** Exercise directions **
In the data below, find every line with the string "document" and pull it out.

** Records to use **
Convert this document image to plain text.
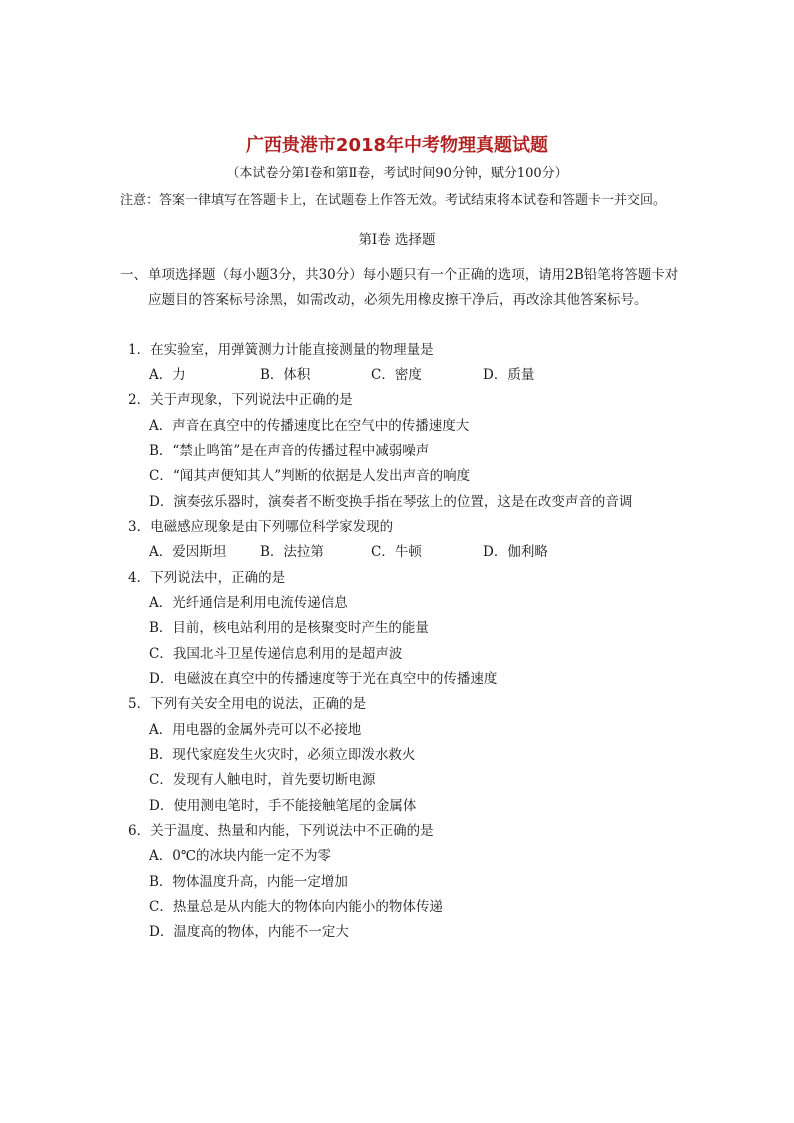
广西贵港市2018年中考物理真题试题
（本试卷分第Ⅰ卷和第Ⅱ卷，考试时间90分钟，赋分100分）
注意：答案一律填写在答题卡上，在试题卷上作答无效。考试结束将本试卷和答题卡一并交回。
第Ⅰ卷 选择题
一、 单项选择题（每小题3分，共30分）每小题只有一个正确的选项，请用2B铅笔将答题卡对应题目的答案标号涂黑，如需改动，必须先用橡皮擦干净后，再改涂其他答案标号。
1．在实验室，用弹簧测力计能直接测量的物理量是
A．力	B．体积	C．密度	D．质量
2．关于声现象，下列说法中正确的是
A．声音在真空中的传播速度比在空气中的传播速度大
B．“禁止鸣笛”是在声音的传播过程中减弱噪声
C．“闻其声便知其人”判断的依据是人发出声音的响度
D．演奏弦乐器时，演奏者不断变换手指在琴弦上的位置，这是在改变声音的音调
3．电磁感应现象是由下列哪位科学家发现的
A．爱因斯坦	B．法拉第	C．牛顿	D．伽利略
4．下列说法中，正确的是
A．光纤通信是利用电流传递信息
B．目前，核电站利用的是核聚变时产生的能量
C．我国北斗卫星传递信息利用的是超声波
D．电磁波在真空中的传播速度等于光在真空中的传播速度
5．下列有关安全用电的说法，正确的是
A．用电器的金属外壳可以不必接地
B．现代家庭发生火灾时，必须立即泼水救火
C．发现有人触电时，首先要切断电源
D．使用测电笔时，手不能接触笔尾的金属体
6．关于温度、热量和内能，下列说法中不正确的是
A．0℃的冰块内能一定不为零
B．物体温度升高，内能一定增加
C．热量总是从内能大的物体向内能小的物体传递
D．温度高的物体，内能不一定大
--
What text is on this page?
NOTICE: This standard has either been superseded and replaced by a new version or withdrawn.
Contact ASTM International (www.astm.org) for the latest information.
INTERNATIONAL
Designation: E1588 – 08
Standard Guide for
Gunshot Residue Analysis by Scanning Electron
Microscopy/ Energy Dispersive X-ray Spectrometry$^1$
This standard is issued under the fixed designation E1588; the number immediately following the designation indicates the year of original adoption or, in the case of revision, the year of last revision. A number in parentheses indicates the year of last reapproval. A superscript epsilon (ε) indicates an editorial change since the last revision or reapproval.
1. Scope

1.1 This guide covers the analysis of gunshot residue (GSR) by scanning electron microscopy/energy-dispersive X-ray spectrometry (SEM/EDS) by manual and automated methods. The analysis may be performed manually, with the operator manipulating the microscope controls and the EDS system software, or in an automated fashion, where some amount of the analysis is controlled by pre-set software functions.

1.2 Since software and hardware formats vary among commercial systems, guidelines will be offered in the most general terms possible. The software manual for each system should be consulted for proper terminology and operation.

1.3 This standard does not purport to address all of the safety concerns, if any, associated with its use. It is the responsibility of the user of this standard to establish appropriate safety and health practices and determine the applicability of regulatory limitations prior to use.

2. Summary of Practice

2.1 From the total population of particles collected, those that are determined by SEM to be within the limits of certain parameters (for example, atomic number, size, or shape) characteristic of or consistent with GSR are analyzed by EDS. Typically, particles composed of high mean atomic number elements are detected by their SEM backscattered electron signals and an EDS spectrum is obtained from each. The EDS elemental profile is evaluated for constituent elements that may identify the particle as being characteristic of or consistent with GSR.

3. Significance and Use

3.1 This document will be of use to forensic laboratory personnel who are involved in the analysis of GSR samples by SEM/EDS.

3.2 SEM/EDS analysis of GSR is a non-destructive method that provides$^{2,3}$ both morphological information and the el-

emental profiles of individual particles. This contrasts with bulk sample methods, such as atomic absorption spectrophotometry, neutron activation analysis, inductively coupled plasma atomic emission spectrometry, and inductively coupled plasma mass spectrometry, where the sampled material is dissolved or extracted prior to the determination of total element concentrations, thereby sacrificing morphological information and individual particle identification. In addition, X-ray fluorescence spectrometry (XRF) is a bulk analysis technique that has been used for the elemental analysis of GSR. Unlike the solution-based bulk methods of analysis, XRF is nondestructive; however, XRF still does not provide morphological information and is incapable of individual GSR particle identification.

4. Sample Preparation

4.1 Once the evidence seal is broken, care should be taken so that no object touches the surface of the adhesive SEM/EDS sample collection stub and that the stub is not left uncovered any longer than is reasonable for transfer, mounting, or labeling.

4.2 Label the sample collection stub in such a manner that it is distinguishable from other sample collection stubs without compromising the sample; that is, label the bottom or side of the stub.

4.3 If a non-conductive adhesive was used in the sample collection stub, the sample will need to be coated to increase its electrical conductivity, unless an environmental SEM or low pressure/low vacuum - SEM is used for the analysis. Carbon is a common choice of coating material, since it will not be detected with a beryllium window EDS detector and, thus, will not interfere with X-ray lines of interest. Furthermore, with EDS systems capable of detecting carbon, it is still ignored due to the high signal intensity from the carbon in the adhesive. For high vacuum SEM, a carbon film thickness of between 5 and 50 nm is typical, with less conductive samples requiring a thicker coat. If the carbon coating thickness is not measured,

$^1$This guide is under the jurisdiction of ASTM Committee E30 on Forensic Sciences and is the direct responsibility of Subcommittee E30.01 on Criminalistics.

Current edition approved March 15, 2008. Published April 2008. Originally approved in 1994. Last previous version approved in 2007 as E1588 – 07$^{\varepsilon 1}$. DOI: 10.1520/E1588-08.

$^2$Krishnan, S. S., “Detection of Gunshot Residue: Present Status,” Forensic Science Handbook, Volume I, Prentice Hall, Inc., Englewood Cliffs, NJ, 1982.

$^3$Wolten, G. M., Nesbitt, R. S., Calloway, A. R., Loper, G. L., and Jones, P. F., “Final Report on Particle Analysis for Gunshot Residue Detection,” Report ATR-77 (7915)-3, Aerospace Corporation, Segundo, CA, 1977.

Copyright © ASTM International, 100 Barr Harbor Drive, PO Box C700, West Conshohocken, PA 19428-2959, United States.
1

** Result for this exercise **
Convert this document image to plain text.
3.1 This document will be of use to forensic laboratory personnel who are involved in the analysis of GSR samples by SEM/EDS.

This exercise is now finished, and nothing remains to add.